# Records for processing
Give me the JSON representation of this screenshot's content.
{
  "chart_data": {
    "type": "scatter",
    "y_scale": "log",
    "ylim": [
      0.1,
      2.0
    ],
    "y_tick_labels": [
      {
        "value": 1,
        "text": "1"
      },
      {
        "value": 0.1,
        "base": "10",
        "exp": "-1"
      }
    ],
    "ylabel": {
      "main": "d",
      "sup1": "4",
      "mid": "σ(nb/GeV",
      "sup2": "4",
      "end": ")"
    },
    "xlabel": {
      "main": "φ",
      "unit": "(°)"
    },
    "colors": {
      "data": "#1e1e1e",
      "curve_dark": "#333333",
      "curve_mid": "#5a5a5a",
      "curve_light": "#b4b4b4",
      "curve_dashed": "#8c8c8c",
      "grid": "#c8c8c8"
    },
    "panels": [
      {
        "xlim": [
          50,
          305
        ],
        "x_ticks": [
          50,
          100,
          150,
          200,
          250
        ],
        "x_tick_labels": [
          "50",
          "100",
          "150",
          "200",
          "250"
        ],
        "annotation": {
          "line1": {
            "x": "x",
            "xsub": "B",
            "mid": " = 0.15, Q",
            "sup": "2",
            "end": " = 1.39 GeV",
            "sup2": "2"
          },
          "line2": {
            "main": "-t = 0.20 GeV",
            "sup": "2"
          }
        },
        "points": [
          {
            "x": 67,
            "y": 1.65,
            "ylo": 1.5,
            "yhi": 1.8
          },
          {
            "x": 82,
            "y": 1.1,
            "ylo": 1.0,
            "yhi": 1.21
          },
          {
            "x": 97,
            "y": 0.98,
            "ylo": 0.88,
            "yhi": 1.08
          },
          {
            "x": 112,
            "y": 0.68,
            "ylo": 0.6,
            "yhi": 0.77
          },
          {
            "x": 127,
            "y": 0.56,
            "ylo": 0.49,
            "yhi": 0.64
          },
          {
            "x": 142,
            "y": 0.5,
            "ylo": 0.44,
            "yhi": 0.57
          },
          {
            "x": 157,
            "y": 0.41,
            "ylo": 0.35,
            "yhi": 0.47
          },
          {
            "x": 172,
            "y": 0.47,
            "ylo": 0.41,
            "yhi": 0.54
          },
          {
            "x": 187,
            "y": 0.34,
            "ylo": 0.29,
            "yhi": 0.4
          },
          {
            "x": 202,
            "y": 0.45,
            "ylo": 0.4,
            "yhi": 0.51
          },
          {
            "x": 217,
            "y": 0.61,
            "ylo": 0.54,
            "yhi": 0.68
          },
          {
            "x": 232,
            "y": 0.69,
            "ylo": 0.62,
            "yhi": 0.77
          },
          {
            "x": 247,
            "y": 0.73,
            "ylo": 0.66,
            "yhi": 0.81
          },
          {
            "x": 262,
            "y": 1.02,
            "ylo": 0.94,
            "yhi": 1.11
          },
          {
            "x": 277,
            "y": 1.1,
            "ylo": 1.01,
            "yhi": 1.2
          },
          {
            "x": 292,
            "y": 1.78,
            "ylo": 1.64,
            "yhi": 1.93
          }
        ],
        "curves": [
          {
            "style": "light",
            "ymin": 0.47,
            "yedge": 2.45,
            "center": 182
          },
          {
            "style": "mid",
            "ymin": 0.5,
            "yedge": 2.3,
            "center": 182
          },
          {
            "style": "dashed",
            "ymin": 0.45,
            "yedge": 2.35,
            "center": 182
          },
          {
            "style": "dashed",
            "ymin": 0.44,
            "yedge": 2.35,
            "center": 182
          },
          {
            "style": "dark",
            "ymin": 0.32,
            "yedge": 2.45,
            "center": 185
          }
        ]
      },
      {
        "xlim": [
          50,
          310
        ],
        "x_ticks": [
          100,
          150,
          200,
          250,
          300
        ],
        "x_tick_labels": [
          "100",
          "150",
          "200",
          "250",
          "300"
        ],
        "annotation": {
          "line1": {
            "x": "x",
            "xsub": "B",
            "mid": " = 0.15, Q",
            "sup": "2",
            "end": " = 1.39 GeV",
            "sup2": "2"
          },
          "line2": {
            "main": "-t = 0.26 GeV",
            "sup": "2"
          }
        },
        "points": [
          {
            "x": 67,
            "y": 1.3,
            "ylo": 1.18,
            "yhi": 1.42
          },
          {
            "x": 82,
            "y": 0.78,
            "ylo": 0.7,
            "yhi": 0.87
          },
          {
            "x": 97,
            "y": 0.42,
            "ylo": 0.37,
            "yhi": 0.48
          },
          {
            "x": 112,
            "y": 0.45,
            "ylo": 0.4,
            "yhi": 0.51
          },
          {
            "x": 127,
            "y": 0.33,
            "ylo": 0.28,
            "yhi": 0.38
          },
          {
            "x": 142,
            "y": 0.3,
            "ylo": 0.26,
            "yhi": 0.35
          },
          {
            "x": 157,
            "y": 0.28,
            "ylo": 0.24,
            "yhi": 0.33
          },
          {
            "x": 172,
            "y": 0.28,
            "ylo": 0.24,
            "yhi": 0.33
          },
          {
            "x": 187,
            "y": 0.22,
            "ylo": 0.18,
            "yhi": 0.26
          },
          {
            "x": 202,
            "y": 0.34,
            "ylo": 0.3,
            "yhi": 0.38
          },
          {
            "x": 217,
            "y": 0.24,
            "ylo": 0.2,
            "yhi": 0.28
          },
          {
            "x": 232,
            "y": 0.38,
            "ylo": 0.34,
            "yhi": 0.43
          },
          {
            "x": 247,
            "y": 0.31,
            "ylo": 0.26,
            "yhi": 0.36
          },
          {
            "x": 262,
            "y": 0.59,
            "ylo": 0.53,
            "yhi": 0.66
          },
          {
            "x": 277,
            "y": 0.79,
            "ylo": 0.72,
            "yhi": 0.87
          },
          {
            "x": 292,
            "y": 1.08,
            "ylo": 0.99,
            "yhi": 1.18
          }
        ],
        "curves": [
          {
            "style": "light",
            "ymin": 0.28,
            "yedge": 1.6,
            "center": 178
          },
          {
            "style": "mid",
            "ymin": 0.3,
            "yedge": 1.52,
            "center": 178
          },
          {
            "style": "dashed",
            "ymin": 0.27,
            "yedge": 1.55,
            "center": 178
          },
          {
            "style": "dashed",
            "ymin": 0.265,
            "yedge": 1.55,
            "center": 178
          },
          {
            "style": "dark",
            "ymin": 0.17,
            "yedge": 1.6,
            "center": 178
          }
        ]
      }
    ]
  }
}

# Problem description
Reproduce each entry exactly, leaving out nothing.

# Result below
Give me the JSON representation of this screenshot's content.
{
  "chart_data": {
    "type": "scatter",
    "y_scale": "log",
    "ylim": [
      0.1,
      2.0
    ],
    "y_tick_labels": [
      {
        "value": 1,
        "text": "1"
      },
      {
        "value": 0.1,
        "base": "10",
        "exp": "-1"
      }
    ],
    "ylabel": {
      "main": "d",
      "sup1": "4",
      "mid": "σ(nb/GeV",
      "sup2": "4",
      "end": ")"
    },
    "xlabel": {
      "main": "φ",
      "unit": "(°)"
    },
    "colors": {
      "data": "#1e1e1e",
      "curve_dark": "#333333",
      "curve_mid": "#5a5a5a",
      "curve_light": "#b4b4b4",
      "curve_dashed": "#8c8c8c",
      "grid": "#c8c8c8"
    },
    "panels": [
      {
        "xlim": [
          50,
          305
        ],
        "x_ticks": [
          50,
          100,
          150,
          200,
          250
        ],
        "x_tick_labels": [
          "50",
          "100",
          "150",
          "200",
          "250"
        ],
        "annotation": {
          "line1": {
            "x": "x",
            "xsub": "B",
            "mid": " = 0.15, Q",
            "sup": "2",
            "end": " = 1.39 GeV",
            "sup2": "2"
          },
          "line2": {
            "main": "-t = 0.20 GeV",
            "sup": "2"
          }
        },
        "points": [
          {
            "x": 67,
            "y": 1.65,
            "ylo": 1.5,
            "yhi": 1.8
          },
          {
            "x": 82,
            "y": 1.1,
            "ylo": 1.0,
            "yhi": 1.21
          },
          {
            "x": 97,
            "y": 0.98,
            "ylo": 0.88,
            "yhi": 1.08
          },
          {
            "x": 112,
            "y": 0.68,
            "ylo": 0.6,
            "yhi": 0.77
          },
          {
            "x": 127,
            "y": 0.56,
            "ylo": 0.49,
            "yhi": 0.64
          },
          {
            "x": 142,
            "y": 0.5,
            "ylo": 0.44,
            "yhi": 0.57
          },
          {
            "x": 157,
            "y": 0.41,
            "ylo": 0.35,
            "yhi": 0.47
          },
          {
            "x": 172,
            "y": 0.47,
            "ylo": 0.41,
            "yhi": 0.54
          },
          {
            "x": 187,
            "y": 0.34,
            "ylo": 0.29,
            "yhi": 0.4
          },
          {
            "x": 202,
            "y": 0.45,
            "ylo": 0.4,
            "yhi": 0.51
          },
          {
            "x": 217,
            "y": 0.61,
            "ylo": 0.54,
            "yhi": 0.68
          },
          {
            "x": 232,
            "y": 0.69,
            "ylo": 0.62,
            "yhi": 0.77
          },
          {
            "x": 247,
            "y": 0.73,
            "ylo": 0.66,
            "yhi": 0.81
          },
          {
            "x": 262,
            "y": 1.02,
            "ylo": 0.94,
            "yhi": 1.11
          },
          {
            "x": 277,
            "y": 1.1,
            "ylo": 1.01,
            "yhi": 1.2
          },
          {
            "x": 292,
            "y": 1.78,
            "ylo": 1.64,
            "yhi": 1.93
          }
        ],
        "curves": [
          {
            "style": "light",
            "ymin": 0.47,
            "yedge": 2.45,
            "center": 182
          },
          {
            "style": "mid",
            "ymin": 0.5,
            "yedge": 2.3,
            "center": 182
          },
          {
            "style": "dashed",
            "ymin": 0.45,
            "yedge": 2.35,
            "center": 182
          },
          {
            "style": "dashed",
            "ymin": 0.44,
            "yedge": 2.35,
            "center": 182
          },
          {
            "style": "dark",
            "ymin": 0.32,
            "yedge": 2.45,
            "center": 185
          }
        ]
      },
      {
        "xlim": [
          50,
          310
        ],
        "x_ticks": [
          100,
          150,
          200,
          250,
          300
        ],
        "x_tick_labels": [
          "100",
          "150",
          "200",
          "250",
          "300"
        ],
        "annotation": {
          "line1": {
            "x": "x",
            "xsub": "B",
            "mid": " = 0.15, Q",
            "sup": "2",
            "end": " = 1.39 GeV",
            "sup2": "2"
          },
          "line2": {
            "main": "-t = 0.26 GeV",
            "sup": "2"
          }
        },
        "points": [
          {
            "x": 67,
            "y": 1.3,
            "ylo": 1.18,
            "yhi": 1.42
          },
          {
            "x": 82,
            "y": 0.78,
            "ylo": 0.7,
            "yhi": 0.87
          },
          {
            "x": 97,
            "y": 0.42,
            "ylo": 0.37,
            "yhi": 0.48
          },
          {
            "x": 112,
            "y": 0.45,
            "ylo": 0.4,
            "yhi": 0.51
          },
          {
            "x": 127,
            "y": 0.33,
            "ylo": 0.28,
            "yhi": 0.38
          },
          {
            "x": 142,
            "y": 0.3,
            "ylo": 0.26,
            "yhi": 0.35
          },
          {
            "x": 157,
            "y": 0.28,
            "ylo": 0.24,
            "yhi": 0.33
          },
          {
            "x": 172,
            "y": 0.28,
            "ylo": 0.24,
            "yhi": 0.33
          },
          {
            "x": 187,
            "y": 0.22,
            "ylo": 0.18,
            "yhi": 0.26
          },
          {
            "x": 202,
            "y": 0.34,
            "ylo": 0.3,
            "yhi": 0.38
          },
          {
            "x": 217,
            "y": 0.24,
            "ylo": 0.2,
            "yhi": 0.28
          },
          {
            "x": 232,
            "y": 0.38,
            "ylo": 0.34,
            "yhi": 0.43
          },
          {
            "x": 247,
            "y": 0.31,
            "ylo": 0.26,
            "yhi": 0.36
          },
          {
            "x": 262,
            "y": 0.59,
            "ylo": 0.53,
            "yhi": 0.66
          },
          {
            "x": 277,
            "y": 0.79,
            "ylo": 0.72,
            "yhi": 0.87
          },
          {
            "x": 292,
            "y": 1.08,
            "ylo": 0.99,
            "yhi": 1.18
          }
        ],
        "curves": [
          {
            "style": "light",
            "ymin": 0.28,
            "yedge": 1.6,
            "center": 178
          },
          {
            "style": "mid",
            "ymin": 0.3,
            "yedge": 1.52,
            "center": 178
          },
          {
            "style": "dashed",
            "ymin": 0.27,
            "yedge": 1.55,
            "center": 178
          },
          {
            "style": "dashed",
            "ymin": 0.265,
            "yedge": 1.55,
            "center": 178
          },
          {
            "style": "dark",
            "ymin": 0.17,
            "yedge": 1.6,
            "center": 178
          }
        ]
      }
    ]
  }
}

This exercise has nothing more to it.